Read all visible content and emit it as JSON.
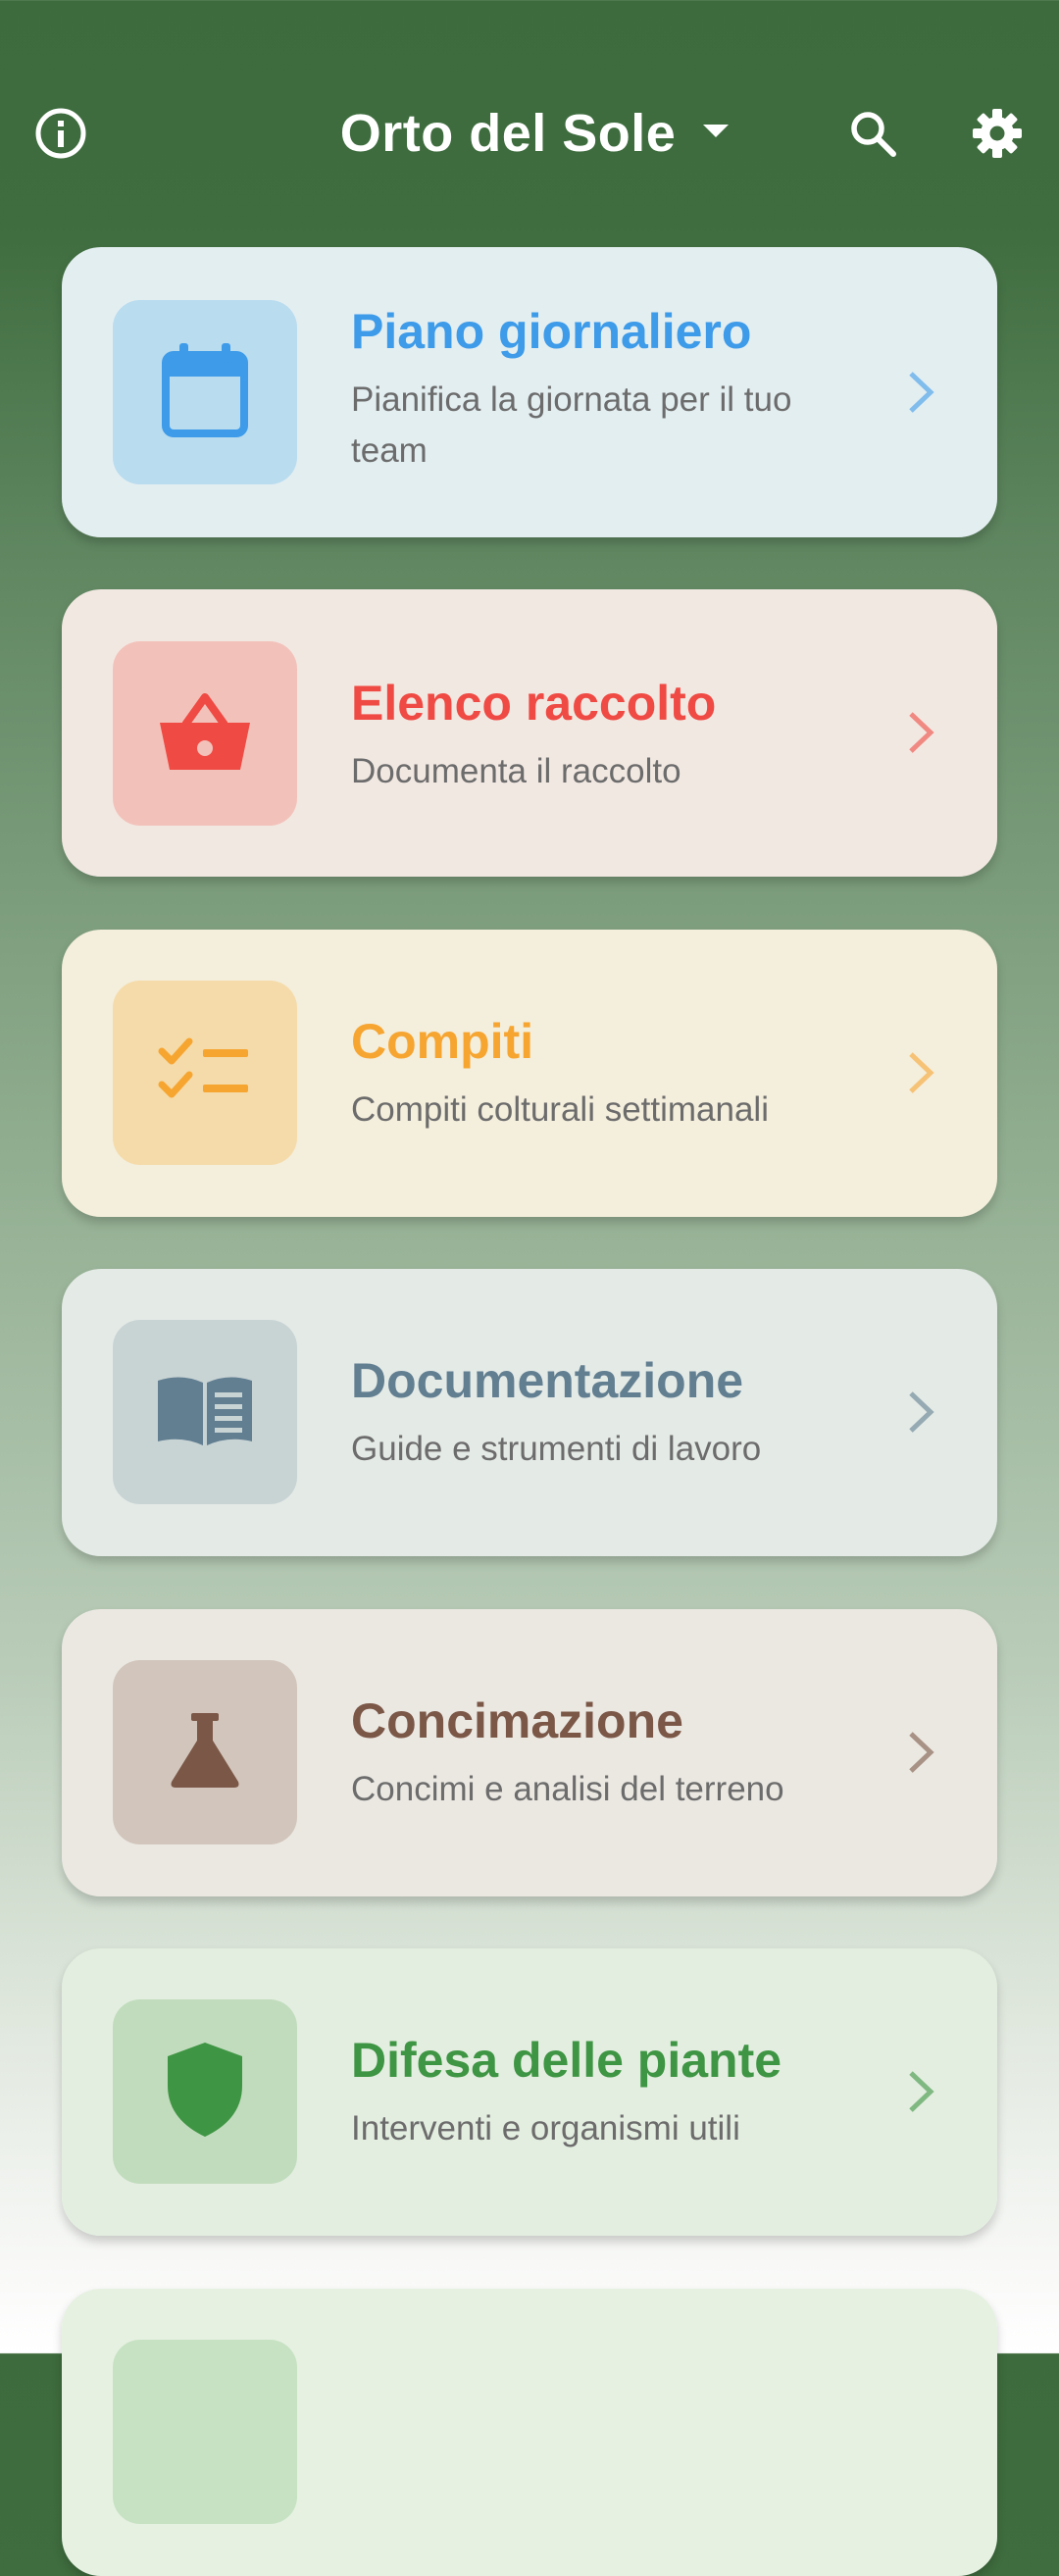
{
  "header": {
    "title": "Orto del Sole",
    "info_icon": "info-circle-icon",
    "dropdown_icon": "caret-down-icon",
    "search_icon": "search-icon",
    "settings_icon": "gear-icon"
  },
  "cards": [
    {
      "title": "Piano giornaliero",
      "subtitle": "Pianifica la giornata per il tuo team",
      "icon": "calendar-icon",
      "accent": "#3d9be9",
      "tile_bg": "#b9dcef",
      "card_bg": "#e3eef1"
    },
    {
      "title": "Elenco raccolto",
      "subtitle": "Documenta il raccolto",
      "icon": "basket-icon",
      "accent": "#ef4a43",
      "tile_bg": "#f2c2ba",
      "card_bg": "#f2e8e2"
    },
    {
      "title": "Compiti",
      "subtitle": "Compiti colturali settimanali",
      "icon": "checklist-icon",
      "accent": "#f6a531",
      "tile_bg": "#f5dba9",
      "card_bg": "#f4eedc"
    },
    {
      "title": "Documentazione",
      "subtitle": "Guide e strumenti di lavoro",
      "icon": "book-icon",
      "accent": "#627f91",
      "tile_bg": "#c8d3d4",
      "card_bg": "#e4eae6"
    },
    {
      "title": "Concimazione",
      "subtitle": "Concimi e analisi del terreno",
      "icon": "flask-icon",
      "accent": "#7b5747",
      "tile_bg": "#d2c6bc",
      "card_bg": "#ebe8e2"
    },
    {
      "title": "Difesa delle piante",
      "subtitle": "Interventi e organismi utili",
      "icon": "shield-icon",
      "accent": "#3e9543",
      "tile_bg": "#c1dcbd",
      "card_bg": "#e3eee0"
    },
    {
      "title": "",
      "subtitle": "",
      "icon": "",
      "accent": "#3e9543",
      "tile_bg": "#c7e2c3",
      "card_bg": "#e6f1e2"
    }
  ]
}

◇ ◇ ◇

CHALLENGE:
Show every line in the records above that contains the word "Compiti".

RESULT FOR THIS EXERCISE:
      "title": "Compiti",
      "subtitle": "Compiti colturali settimanali",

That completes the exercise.